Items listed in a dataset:
-------------------------
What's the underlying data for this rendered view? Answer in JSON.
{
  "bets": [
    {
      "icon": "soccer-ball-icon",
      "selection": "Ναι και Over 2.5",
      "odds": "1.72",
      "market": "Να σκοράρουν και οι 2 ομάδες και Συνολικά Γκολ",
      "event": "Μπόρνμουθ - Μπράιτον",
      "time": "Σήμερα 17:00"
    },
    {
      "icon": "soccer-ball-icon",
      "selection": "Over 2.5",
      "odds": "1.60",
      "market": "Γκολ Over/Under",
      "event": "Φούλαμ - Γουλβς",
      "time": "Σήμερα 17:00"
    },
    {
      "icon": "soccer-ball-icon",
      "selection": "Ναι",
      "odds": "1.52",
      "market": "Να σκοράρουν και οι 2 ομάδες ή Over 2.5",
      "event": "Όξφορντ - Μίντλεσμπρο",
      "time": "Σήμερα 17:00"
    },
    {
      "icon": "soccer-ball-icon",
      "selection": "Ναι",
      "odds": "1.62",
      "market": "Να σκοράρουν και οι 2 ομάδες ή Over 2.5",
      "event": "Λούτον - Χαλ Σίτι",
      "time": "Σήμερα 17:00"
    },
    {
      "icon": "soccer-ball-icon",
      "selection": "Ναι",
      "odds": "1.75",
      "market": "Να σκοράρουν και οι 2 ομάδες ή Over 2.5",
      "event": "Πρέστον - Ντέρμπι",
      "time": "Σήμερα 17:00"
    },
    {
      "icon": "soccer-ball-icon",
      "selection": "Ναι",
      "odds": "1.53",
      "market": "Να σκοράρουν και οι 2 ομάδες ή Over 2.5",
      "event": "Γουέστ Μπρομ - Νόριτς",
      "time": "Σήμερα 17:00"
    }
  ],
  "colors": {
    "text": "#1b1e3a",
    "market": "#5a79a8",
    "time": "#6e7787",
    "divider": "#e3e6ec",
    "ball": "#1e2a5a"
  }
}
-------------------------
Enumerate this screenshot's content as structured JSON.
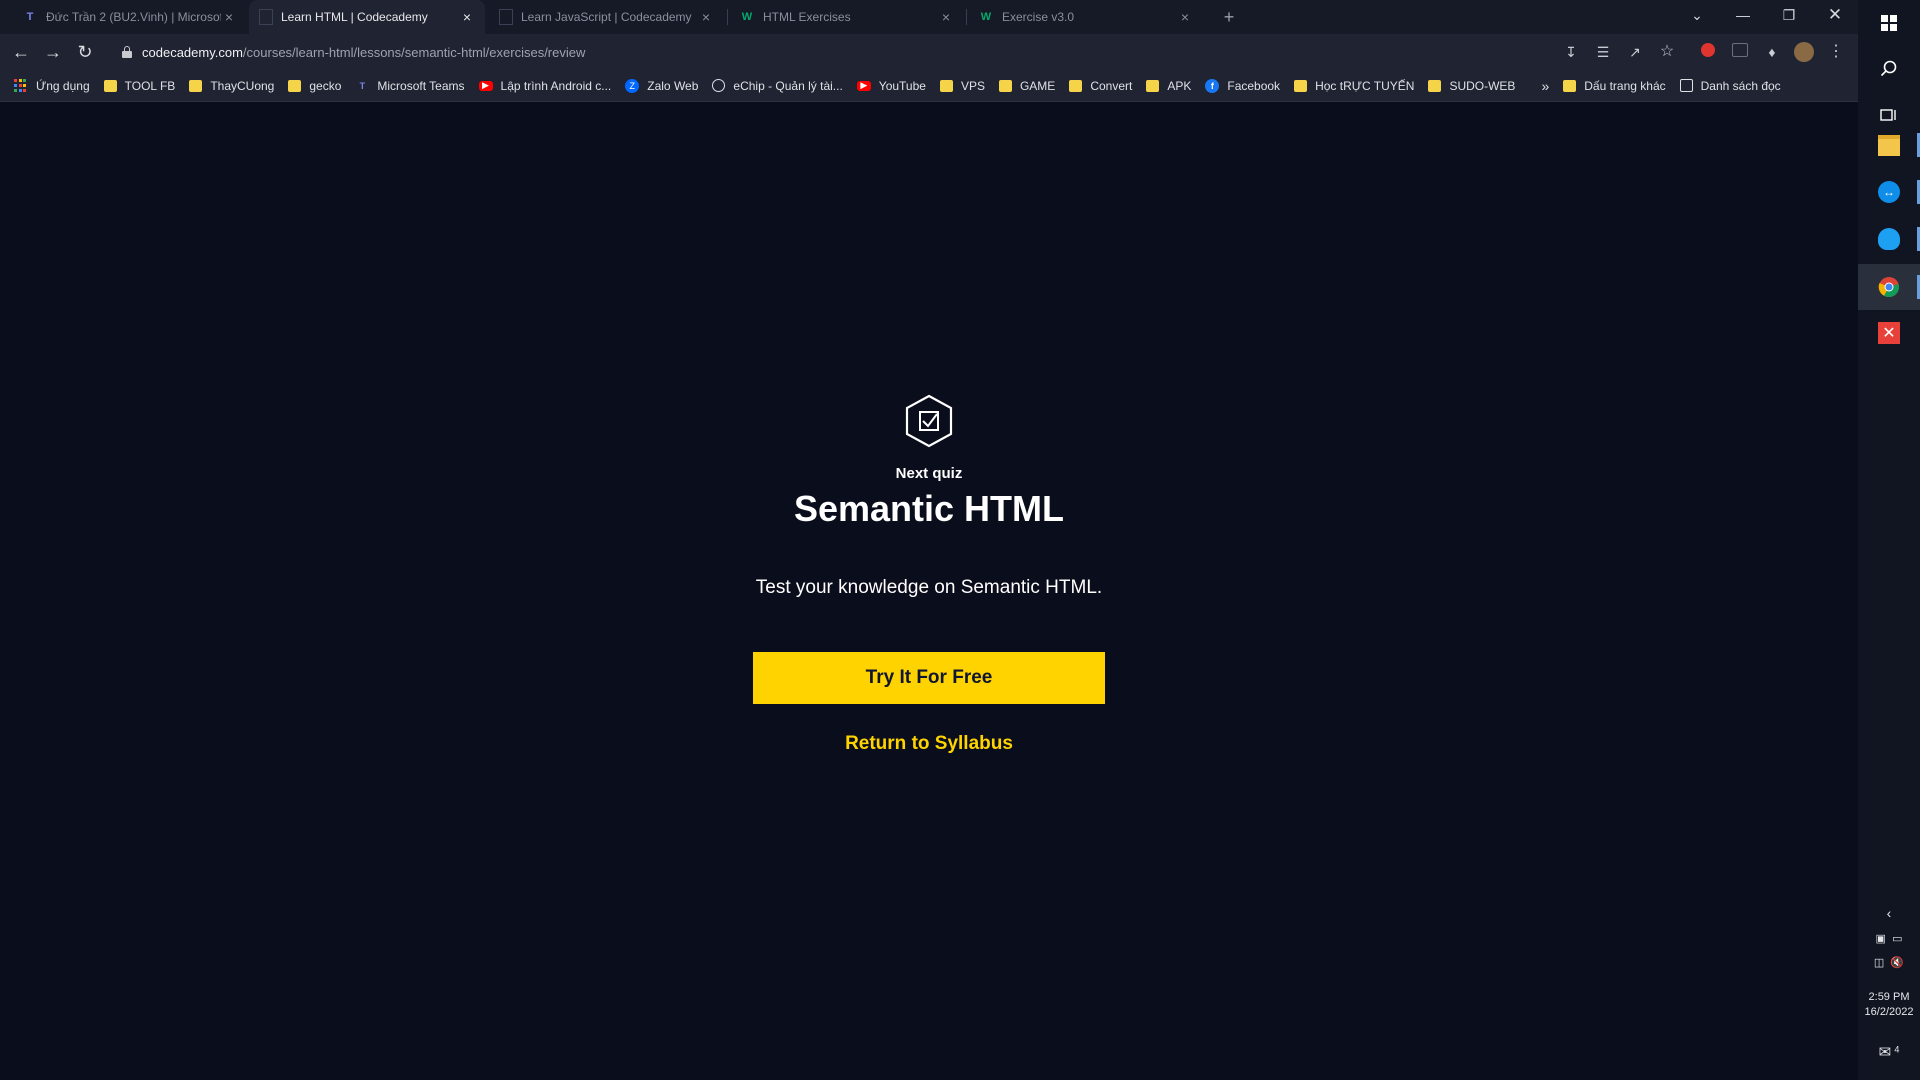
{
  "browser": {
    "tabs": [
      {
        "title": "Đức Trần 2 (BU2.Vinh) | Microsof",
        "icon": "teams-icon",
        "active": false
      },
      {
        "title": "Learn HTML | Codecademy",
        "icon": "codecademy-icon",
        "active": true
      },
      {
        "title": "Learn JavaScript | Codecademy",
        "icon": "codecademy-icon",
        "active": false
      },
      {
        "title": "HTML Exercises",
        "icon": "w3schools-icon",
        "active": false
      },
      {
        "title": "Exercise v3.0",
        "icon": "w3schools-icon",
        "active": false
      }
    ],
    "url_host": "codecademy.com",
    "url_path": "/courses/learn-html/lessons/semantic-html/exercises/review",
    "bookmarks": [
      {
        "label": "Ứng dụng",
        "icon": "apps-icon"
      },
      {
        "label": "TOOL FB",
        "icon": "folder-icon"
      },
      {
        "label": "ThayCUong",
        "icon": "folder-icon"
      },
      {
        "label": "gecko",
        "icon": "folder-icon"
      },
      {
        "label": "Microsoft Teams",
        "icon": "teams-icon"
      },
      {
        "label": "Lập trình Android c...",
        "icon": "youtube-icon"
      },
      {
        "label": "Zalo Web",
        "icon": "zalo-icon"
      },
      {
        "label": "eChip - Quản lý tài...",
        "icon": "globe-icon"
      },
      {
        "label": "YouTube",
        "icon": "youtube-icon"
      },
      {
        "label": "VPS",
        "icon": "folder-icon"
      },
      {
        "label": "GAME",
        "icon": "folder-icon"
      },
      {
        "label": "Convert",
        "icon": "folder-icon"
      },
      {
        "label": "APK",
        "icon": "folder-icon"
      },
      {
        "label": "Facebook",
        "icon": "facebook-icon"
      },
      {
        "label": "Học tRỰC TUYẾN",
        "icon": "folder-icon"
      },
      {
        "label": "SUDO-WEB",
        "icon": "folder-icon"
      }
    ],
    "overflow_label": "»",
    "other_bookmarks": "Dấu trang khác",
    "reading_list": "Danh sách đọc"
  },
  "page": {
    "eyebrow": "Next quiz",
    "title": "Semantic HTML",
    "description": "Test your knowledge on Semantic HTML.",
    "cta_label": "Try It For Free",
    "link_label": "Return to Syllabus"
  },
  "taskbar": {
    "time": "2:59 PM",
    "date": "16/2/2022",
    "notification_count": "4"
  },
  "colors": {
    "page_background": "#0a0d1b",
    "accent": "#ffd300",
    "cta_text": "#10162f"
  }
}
-------------------------
THE REQUEST:
Find every line in the entries that includes the word "event", then state how many there are and nothing else.

TASK SOLUTION:
6